Copy out all lines that hold "روشنی".
## Start Data excerpts
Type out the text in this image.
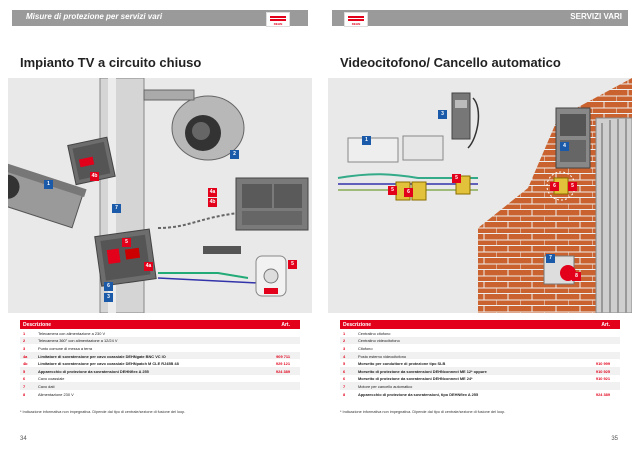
Misure di protezione per servizi vari
DEHN
Impianto TV a circuito chiuso
4b
2
1
7
4a
4b
5
4a
6
3
5
Descrizione	Art.
1	Telecamera con alimentazione a 230 V
2	Telecamera 360° con alimentazione a 12/24 V
3	Punto comune di messa a terra
4a	Limitatore di sovratensione per cavo coassiale DEHNgate BNC VC IO	909 711
4b	Limitatore di sovratensione per cavo coassiale DEHNpatch M CLE RJ45B 48	929 121
5	Apparecchio di protezione da sovratensioni DEHNflex A 255	924 389
6	Cavo coassiale
7	Cavo dati
8	Alimentazione 230 V
* Indicazione informativa non impegnativa. Dipende dal tipo di centrale/sezione di fusione del loop.
34
SERVIZI VARI
DEHN
Videocitofono/ Cancello automatico
1
3
4
5	6
5
6	5
7
8
Descrizione	Art.
1	Centralino citofono
2	Centralino videocitofono
3	Citofono
4	Posto esterno videocitofono
5	Morsetto per conduttore di protezione tipo SLB	910 999
6	Morsetto di protezione da sovratensioni DEHNconnect ME 12* oppure	910 925
6	Morsetto di protezione da sovratensioni DEHNconnect ME 24*	910 921
7	Motore per cancello automatico
8	Apparecchio di protezione da sovratensioni, tipo DEHNflex A 255	924 389
* Indicazione informativa non impegnativa. Dipende dal tipo di centrale/sezione di fusione del loop.
35
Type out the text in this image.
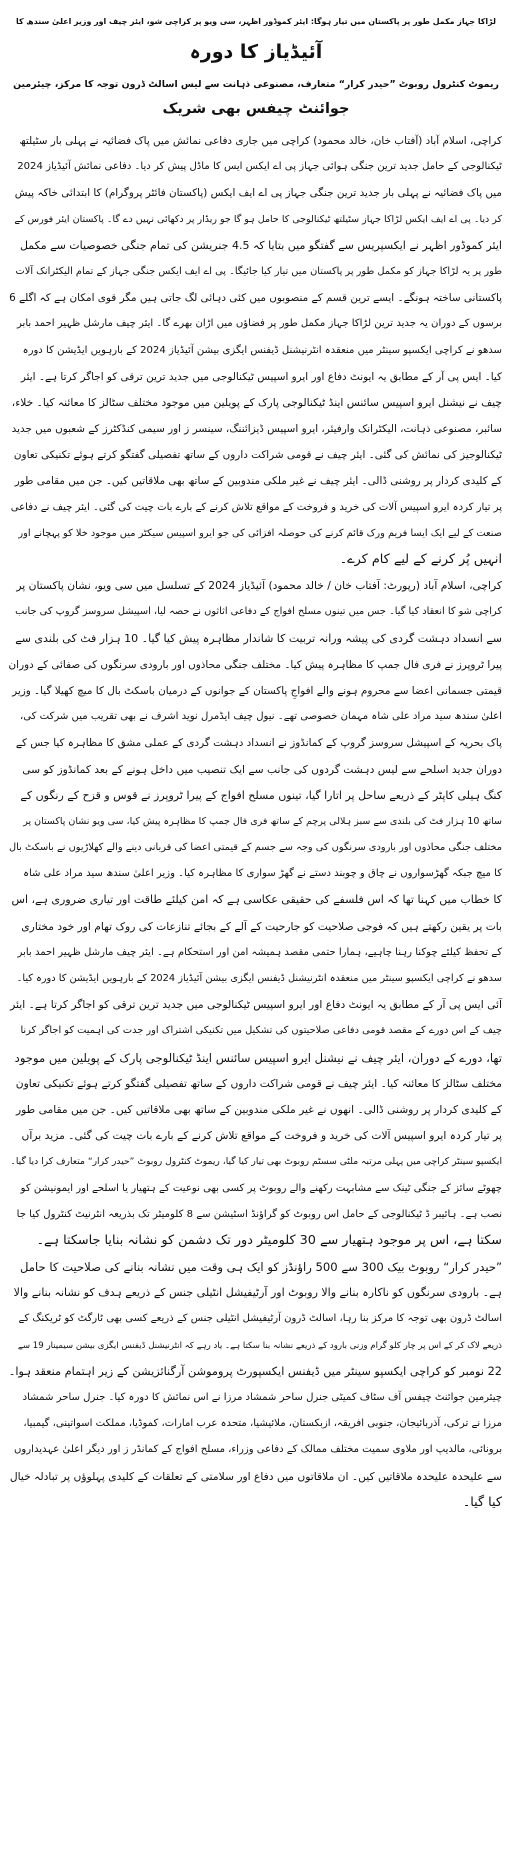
لڑاکا جہاز مکمل طور پر پاکستان میں تیار ہوگا: ایئر کموڈور اظہر، سی ویو پر کراچی شو، ایئر چیف اور وزیر اعلیٰ سندھ کا
آئیڈیاز کا دورہ
ریموٹ کنٹرول روبوٹ ”حیدر کرار“ متعارف، مصنوعی ذہانت سے لیس اسالٹ ڈرون توجہ کا مرکز، چیئرمین
جوائنٹ چیفس بھی شریک
کراچی، اسلام آباد (آفتاب خان، خالد محمود) کراچی میں جاری دفاعی نمائش میں پاک فضائیہ نے پہلی بار سٹیلتھ
ٹیکنالوجی کے حامل جدید ترین جنگی ہوائی جہاز پی اے ایکس ایس کا ماڈل پیش کر دیا۔ دفاعی نمائش آئیڈیاز 2024
میں پاک فضائیہ نے پہلی بار جدید ترین جنگی جہاز پی اے ایف ایکس (پاکستان فائٹر پروگرام) کا ابتدائی خاکہ پیش
کر دیا۔ پی اے ایف ایکس لڑاکا جہاز سٹیلتھ ٹیکنالوجی کا حامل ہو گا جو ریڈار پر دکھائی نہیں دے گا۔ پاکستان ایئر فورس کے
ایئر کموڈور اظہر نے ایکسپریس سے گفتگو میں بتایا کہ 4.5 جنریشن کی تمام جنگی خصوصیات سے مکمل
طور پر یہ لڑاکا جہاز کو مکمل طور پر پاکستان میں تیار کیا جائیگا۔ پی اے ایف ایکس جنگی جہاز کے تمام الیکٹرانک آلات
پاکستانی ساختہ ہونگے۔ ایسے ترین قسم کے منصوبوں میں کئی دہائی لگ جاتی ہیں مگر قوی امکان ہے کہ اگلے 6
برسوں کے دوران یہ جدید ترین لڑاکا جہاز مکمل طور پر فضاؤں میں اڑان بھرے گا۔ ایئر چیف مارشل ظہیر احمد بابر
سدھو نے کراچی ایکسپو سینٹر میں منعقدہ انٹرنیشنل ڈیفنس ایگزی بیشن آئیڈیاز 2024 کے بارہویں ایڈیشن کا دورہ
کیا۔ ایس پی آر کے مطابق یہ ایونٹ دفاع اور ایرو اسپیس ٹیکنالوجی میں جدید ترین ترقی کو اجاگر کرتا ہے۔ ایئر
چیف نے نیشنل ایرو اسپیس سائنس اینڈ ٹیکنالوجی پارک کے پویلین میں موجود مختلف سٹالز کا معائنہ کیا۔ خلاء،
سائبر، مصنوعی ذہانت، الیکٹرانک وارفیئر، ایرو اسپیس ڈیزائننگ، سینسر ز اور سیمی کنڈکٹرز کے شعبوں میں جدید
ٹیکنالوجیز کی نمائش کی گئی۔ ایئر چیف نے قومی شراکت داروں کے ساتھ تفصیلی گفتگو کرتے ہوئے تکنیکی تعاون
کے کلیدی کردار پر روشنی ڈالی۔ ایئر چیف نے غیر ملکی مندوبین کے ساتھ بھی ملاقاتیں کیں۔ جن میں مقامی طور
پر تیار کردہ ایرو اسپیس آلات کی خرید و فروخت کے مواقع تلاش کرنے کے بارے بات چیت کی گئی۔ ایئر چیف نے دفاعی
صنعت کے لیے ایک ایسا فریم ورک قائم کرنے کی حوصلہ افزائی کی جو ایرو اسپیس سیکٹر میں موجود خلا کو پہچانے اور
انہیں پُر کرنے کے لیے کام کرے۔
کراچی، اسلام آباد (رپورٹ: آفتاب خان / خالد محمود) آئیڈیاز 2024 کے تسلسل میں سی ویو، نشان پاکستان پر
کراچی شو کا انعقاد کیا گیا۔ جس میں تینوں مسلح افواج کے دفاعی اثاثوں نے حصہ لیا، اسپیشل سروسز گروپ کی جانب
سے انسداد دہشت گردی کی پیشہ ورانہ تربیت کا شاندار مظاہرہ پیش کیا گیا۔ 10 ہزار فٹ کی بلندی سے
پیرا ٹروپرز نے فری فال جمپ کا مظاہرہ پیش کیا۔ مختلف جنگی محاذوں اور بارودی سرنگوں کی صفائی کے دوران
قیمتی جسمانی اعضا سے محروم ہونے والے افواجِ پاکستان کے جوانوں کے درمیان باسکٹ بال کا میچ کھیلا گیا۔ وزیر
اعلیٰ سندھ سید مراد علی شاہ مہمان خصوصی تھے۔ نیول چیف ایڈمرل نوید اشرف نے بھی تقریب میں شرکت کی،
پاک بحریہ کے اسپیشل سروسز گروپ کے کمانڈوز نے انسداد دہشت گردی کے عملی مشق کا مظاہرہ کیا جس کے
دوران جدید اسلحے سے لیس دہشت گردوں کی جانب سے ایک تنصیب میں داخل ہونے کے بعد کمانڈوز کو سی
کنگ ہیلی کاپٹر کے ذریعے ساحل پر اتارا گیا، تینوں مسلح افواج کے پیرا ٹروپرز نے قوس و قزح کے رنگوں کے
ساتھ 10 ہزار فٹ کی بلندی سے سبز ہلالی پرچم کے ساتھ فری فال جمپ کا مظاہرہ پیش کیا، سی ویو نشان پاکستان پر
مختلف جنگی محاذوں اور بارودی سرنگوں کی وجہ سے جسم کے قیمتی اعضا کی قربانی دینے والے کھلاڑیوں نے باسکٹ بال
کا میچ جبکہ گھڑسواروں نے چاق و چوبند دستے نے گھڑ سواری کا مظاہرہ کیا۔ وزیر اعلیٰ سندھ سید مراد علی شاہ
کا خطاب میں کہنا تھا کہ اس فلسفے کی حقیقی عکاسی ہے کہ امن کیلئے طاقت اور تیاری ضروری ہے، اس
بات پر یقین رکھتے ہیں کہ فوجی صلاحیت کو جارحیت کے آلے کے بجائے تنازعات کی روک تھام اور خود مختاری
کے تحفظ کیلئے چوکنا رہنا چاہیے، ہمارا حتمی مقصد ہمیشہ امن اور استحکام ہے۔ ایئر چیف مارشل ظہیر احمد بابر
سدھو نے کراچی ایکسپو سینٹر میں منعقدہ انٹرنیشنل ڈیفنس ایگزی بیشن آئیڈیاز 2024 کے بارہویں ایڈیشن کا دورہ کیا۔
آئی ایس پی آر کے مطابق یہ ایونٹ دفاع اور ایرو اسپیس ٹیکنالوجی میں جدید ترین ترقی کو اجاگر کرتا ہے۔ ایئر
چیف کے اس دورے کے مقصد قومی دفاعی صلاحیتوں کی تشکیل میں تکنیکی اشتراک اور جدت کی اہمیت کو اجاگر کرنا
تھا، دورے کے دوران، ایئر چیف نے نیشنل ایرو اسپیس سائنس اینڈ ٹیکنالوجی پارک کے پویلین میں موجود
مختلف سٹالز کا معائنہ کیا۔ ایئر چیف نے قومی شراکت داروں کے ساتھ تفصیلی گفتگو کرتے ہوئے تکنیکی تعاون
کے کلیدی کردار پر روشنی ڈالی۔ انھوں نے غیر ملکی مندوبین کے ساتھ بھی ملاقاتیں کیں۔ جن میں مقامی طور
پر تیار کردہ ایرو اسپیس آلات کی خرید و فروخت کے مواقع تلاش کرنے کے بارے بات چیت کی گئی۔ مزید برآں
ایکسپو سینٹر کراچی میں پہلی مرتبہ ملٹی سسٹم روبوٹ بھی تیار کیا گیا، ریموٹ کنٹرول روبوٹ ”حیدر کرار“ متعارف کرا دیا گیا۔
چھوٹے سائز کے جنگی ٹینک سے مشابہت رکھنے والے روبوٹ پر کسی بھی نوعیت کے ہتھیار یا اسلحے اور ایمونیشن کو
نصب ہے۔ ہائیبر ڈ ٹیکنالوجی کے حامل اس روبوٹ کو گراؤنڈ اسٹیشن سے 8 کلومیٹر تک بذریعہ انٹرنیٹ کنٹرول کیا جا
سکتا ہے، اس پر موجود ہتھیار سے 30 کلومیٹر دور تک دشمن کو نشانہ بنایا جاسکتا ہے۔
”حیدر کرار“ روبوٹ بیک 300 سے 500 راؤنڈز کو ایک ہی وقت میں نشانہ بنانے کی صلاحیت کا حامل
ہے۔ بارودی سرنگوں کو ناکارہ بنانے والا روبوٹ اور آرٹیفیشل انٹیلی جنس کے ذریعے ہدف کو نشانہ بنانے والا
اسالٹ ڈرون بھی توجہ کا مرکز بنا رہا، اسالٹ ڈرون آرٹیفیشل انٹیلی جنس کے ذریعے کسی بھی ٹارگٹ کو ٹریکنگ کے
ذریعے لاک کر کے اس پر چار کلو گرام وزنی بارود کے ذریعے نشانہ بنا سکتا ہے۔ یاد رہے کہ انٹرنیشنل ڈیفنس ایگزی بیشن سیمینار 19 سے
22 نومبر کو کراچی ایکسپو سینٹر میں ڈیفنس ایکسپورٹ پروموشن آرگنائزیشن کے زیر اہتمام منعقد ہوا۔
چیئرمین جوائنٹ چیفس آف سٹاف کمیٹی جنرل ساحر شمشاد مرزا نے اس نمائش کا دورہ کیا۔ جنرل ساحر شمشاد
مرزا نے ترکی، آذربائیجان، جنوبی افریقہ، ازبکستان، ملائیشیا، متحدہ عرب امارات، کموڈیا، مملکت اسواتینی، گیمبیا،
برونائی، مالدیپ اور ملاوی سمیت مختلف ممالک کے دفاعی وزراء، مسلح افواج کے کمانڈر ز اور دیگر اعلیٰ عہدیداروں
سے علیحدہ علیحدہ ملاقاتیں کیں۔ ان ملاقاتوں میں دفاع اور سلامتی کے تعلقات کے کلیدی پہلوؤں پر تبادلہ خیال
کیا گیا۔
## End Data excerpts
Solution for this exercise |
کے کلیدی کردار پر روشنی ڈالی۔ ایئر چیف نے غیر ملکی مندوبین کے ساتھ بھی ملاقاتیں کیں۔ جن میں مقامی طور
کے کلیدی کردار پر روشنی ڈالی۔ انھوں نے غیر ملکی مندوبین کے ساتھ بھی ملاقاتیں کیں۔ جن میں مقامی طور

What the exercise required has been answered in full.